§ **EXERCISE INPUT**:
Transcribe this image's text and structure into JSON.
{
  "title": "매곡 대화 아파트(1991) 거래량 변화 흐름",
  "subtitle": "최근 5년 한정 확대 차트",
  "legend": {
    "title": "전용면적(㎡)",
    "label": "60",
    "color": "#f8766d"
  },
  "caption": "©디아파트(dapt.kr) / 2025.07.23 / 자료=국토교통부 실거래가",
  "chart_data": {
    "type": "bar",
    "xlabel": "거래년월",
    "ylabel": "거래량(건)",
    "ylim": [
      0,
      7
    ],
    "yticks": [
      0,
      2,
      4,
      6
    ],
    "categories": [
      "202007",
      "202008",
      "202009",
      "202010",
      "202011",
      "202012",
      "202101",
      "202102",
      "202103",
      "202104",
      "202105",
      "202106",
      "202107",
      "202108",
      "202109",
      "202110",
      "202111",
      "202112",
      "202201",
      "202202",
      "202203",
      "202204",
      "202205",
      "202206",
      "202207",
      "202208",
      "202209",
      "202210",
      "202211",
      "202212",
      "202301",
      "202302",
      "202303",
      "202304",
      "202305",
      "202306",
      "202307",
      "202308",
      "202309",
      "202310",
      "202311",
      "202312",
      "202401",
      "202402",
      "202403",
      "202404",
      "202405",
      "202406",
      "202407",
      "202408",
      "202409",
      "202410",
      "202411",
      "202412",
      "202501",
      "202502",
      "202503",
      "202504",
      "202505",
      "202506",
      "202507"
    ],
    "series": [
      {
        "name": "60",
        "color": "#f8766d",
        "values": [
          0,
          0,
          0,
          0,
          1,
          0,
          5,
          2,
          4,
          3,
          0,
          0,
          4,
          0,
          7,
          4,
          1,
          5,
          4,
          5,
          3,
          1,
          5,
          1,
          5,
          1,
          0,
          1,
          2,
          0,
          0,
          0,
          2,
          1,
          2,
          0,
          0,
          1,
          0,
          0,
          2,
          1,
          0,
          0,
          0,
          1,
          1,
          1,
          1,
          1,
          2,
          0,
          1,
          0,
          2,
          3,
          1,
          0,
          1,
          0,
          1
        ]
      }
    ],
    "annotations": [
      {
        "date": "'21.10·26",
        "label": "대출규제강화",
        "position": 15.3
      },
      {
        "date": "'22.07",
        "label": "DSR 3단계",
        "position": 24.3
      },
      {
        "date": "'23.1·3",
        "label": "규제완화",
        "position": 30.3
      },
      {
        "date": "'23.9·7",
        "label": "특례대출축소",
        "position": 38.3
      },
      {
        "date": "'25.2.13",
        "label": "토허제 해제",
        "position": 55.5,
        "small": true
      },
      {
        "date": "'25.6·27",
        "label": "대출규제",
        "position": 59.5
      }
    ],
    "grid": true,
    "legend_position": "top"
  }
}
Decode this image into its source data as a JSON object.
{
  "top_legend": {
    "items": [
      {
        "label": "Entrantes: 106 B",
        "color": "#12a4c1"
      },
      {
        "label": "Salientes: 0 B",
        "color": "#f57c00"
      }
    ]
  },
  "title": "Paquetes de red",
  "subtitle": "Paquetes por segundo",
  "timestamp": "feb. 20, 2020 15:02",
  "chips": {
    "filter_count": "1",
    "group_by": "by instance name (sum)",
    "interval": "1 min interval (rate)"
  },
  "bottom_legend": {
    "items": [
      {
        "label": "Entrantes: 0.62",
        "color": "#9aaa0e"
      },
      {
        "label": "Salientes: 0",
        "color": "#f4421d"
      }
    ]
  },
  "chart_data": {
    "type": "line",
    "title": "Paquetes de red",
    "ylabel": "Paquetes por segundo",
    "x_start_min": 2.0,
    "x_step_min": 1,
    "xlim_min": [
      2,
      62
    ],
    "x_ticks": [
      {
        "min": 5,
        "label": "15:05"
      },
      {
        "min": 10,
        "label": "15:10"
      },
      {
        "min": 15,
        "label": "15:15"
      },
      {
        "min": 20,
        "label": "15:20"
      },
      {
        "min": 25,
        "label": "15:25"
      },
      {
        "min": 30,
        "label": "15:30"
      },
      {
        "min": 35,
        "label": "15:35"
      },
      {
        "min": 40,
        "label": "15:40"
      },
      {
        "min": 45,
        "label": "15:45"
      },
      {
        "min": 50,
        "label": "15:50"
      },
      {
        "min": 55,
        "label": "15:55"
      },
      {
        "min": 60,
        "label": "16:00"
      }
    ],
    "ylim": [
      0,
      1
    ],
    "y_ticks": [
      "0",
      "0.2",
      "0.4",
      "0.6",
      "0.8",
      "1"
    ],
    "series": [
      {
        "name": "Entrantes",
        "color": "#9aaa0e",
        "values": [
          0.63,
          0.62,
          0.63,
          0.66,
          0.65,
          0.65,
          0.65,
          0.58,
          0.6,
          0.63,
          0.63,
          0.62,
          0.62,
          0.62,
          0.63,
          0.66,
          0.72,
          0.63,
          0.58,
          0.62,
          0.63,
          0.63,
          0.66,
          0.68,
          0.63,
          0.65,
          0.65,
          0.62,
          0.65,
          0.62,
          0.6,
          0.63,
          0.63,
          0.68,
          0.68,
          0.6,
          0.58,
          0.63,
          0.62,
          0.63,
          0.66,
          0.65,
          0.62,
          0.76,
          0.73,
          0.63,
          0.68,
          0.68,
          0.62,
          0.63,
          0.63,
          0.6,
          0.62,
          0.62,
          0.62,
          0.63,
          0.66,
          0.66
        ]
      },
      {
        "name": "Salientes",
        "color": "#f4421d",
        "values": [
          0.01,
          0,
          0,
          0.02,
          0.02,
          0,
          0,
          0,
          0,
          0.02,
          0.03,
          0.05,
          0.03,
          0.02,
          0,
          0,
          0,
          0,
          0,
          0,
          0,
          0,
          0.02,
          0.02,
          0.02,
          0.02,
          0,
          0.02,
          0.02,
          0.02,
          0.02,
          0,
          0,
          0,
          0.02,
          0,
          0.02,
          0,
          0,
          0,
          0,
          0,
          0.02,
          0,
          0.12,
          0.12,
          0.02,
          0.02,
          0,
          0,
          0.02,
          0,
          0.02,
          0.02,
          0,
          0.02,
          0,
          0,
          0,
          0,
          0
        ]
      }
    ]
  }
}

§ **EXERCISE PROMPT**: Look through the entries above. Extract each line with the word "this".

§ **RESULT OF THE EXERCISE**:
Transcribe this image's text and structure into JSON.
Decode this image into its source data as a JSON object.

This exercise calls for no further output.